** START OF Material for this exercise **

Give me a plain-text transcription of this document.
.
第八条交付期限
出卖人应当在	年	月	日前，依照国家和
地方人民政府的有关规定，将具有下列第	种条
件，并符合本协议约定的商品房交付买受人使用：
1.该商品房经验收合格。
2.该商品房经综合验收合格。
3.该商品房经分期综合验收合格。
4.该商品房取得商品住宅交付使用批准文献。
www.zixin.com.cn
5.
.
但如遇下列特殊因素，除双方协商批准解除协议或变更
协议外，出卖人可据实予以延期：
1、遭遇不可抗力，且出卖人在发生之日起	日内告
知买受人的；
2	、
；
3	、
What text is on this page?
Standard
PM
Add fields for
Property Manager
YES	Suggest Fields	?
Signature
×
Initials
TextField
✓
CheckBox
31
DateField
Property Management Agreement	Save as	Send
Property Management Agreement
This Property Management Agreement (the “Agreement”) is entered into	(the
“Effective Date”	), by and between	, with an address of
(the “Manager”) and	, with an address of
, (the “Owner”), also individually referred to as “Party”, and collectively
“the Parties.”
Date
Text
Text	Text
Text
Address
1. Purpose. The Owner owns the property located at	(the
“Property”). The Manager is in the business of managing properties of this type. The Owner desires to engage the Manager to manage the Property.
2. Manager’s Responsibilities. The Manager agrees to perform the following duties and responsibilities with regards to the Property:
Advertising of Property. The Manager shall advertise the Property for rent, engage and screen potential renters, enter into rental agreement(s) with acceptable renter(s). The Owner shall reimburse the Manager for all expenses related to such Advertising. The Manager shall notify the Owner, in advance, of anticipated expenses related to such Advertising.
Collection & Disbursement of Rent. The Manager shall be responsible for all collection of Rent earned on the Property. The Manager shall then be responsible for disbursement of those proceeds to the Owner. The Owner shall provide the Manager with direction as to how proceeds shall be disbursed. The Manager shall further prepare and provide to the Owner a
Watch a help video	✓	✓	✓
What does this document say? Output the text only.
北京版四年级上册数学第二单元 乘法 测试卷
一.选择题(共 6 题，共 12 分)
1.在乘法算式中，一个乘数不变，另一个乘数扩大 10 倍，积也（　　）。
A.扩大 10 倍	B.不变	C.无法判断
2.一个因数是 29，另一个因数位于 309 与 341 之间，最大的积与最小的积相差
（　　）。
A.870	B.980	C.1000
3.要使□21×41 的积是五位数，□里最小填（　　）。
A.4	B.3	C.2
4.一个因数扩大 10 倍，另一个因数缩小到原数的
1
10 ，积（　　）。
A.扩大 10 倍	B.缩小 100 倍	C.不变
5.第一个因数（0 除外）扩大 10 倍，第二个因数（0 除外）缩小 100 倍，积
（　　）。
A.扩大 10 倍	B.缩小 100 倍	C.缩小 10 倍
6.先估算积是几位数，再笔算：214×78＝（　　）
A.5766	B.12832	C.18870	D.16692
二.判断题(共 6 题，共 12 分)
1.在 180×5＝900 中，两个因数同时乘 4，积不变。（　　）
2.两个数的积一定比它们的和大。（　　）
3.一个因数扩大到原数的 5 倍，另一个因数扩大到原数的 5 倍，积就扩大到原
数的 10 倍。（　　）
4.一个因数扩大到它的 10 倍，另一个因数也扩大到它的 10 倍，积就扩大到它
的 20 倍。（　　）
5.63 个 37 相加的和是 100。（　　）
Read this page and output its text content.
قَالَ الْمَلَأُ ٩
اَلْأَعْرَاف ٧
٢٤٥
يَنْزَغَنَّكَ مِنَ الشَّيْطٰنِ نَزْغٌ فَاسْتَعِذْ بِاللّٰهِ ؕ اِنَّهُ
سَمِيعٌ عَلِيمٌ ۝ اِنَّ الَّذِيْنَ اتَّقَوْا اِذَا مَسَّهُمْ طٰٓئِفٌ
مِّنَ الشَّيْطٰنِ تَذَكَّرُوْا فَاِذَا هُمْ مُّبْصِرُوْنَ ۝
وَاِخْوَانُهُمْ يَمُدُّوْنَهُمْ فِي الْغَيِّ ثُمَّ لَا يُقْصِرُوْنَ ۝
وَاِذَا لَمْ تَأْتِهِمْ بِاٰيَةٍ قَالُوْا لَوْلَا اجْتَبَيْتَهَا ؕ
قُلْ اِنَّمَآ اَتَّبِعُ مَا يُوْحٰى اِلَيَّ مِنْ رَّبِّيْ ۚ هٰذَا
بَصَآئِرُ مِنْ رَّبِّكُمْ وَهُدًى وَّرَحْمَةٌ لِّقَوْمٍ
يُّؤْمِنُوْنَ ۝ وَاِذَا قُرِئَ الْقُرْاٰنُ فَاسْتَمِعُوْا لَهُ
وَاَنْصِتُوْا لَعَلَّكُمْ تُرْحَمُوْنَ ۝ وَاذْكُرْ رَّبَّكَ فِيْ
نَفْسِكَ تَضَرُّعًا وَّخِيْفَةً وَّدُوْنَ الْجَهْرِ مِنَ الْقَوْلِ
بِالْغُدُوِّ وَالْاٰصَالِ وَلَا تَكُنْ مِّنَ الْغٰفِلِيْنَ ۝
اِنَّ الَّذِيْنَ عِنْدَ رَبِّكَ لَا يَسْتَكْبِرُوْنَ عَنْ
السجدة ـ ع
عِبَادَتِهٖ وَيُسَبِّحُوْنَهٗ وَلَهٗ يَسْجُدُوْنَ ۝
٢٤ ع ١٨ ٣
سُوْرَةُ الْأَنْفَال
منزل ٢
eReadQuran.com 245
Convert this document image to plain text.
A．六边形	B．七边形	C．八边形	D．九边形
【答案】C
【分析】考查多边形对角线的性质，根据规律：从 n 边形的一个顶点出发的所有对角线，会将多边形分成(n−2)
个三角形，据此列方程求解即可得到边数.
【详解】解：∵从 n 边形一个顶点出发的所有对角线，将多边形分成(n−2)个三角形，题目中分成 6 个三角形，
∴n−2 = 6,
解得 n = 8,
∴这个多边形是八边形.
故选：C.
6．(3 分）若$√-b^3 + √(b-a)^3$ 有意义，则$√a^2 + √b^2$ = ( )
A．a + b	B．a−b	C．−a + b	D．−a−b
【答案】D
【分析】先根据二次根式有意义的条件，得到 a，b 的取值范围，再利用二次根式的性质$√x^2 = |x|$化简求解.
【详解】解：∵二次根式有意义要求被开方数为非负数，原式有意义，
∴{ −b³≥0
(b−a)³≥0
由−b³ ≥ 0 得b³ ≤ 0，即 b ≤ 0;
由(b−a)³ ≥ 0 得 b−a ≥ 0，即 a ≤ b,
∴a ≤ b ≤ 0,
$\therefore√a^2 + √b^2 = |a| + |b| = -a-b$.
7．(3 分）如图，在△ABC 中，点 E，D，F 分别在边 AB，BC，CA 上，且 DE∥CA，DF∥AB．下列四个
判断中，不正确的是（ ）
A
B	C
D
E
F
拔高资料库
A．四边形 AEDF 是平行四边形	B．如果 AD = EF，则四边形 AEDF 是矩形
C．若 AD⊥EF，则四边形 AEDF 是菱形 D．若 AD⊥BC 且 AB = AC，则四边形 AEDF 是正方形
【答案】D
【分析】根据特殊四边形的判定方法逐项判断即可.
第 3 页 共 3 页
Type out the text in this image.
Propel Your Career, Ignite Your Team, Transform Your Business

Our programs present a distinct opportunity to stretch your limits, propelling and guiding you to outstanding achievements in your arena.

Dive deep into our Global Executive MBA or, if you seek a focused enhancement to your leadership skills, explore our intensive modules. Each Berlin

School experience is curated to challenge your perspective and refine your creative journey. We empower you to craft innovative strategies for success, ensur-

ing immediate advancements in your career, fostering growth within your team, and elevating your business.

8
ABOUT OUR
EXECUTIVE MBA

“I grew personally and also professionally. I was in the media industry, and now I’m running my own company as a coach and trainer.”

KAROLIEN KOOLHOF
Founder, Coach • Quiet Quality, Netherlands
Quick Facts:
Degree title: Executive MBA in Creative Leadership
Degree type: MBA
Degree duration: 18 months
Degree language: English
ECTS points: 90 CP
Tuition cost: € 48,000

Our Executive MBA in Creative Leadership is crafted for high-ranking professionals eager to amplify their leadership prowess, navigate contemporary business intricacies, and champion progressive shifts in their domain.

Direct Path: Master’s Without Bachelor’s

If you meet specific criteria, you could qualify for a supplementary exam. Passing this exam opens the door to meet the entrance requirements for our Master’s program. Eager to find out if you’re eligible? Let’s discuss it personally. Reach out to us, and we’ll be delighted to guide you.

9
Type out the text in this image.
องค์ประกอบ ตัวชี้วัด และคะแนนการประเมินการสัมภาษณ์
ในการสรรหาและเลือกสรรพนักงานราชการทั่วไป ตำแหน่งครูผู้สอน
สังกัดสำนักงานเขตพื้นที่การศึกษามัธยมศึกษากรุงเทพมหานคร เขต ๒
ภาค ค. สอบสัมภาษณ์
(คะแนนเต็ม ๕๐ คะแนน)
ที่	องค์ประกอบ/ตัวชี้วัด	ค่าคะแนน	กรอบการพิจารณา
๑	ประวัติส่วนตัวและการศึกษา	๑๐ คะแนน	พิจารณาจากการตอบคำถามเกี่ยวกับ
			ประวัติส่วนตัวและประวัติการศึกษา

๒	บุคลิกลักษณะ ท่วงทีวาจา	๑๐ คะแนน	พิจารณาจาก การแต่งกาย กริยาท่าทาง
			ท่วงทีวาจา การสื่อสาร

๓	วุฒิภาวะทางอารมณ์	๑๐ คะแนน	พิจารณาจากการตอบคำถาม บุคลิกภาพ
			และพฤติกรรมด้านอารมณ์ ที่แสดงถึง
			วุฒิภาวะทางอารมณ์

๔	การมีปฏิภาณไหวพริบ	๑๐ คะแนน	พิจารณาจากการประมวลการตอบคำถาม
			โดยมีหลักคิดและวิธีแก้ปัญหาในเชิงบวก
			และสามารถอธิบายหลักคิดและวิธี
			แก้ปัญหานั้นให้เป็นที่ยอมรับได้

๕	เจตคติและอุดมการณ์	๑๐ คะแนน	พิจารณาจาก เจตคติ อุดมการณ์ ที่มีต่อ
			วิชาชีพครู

** END OF Material for this exercise **

● Exercise requirements
In the records above, locate every line with the string "ประกอบ" and copy it.

● The result
องค์ประกอบ ตัวชี้วัด และคะแนนการประเมินการสัมภาษณ์
ที่	องค์ประกอบ/ตัวชี้วัด	ค่าคะแนน	กรอบการพิจารณา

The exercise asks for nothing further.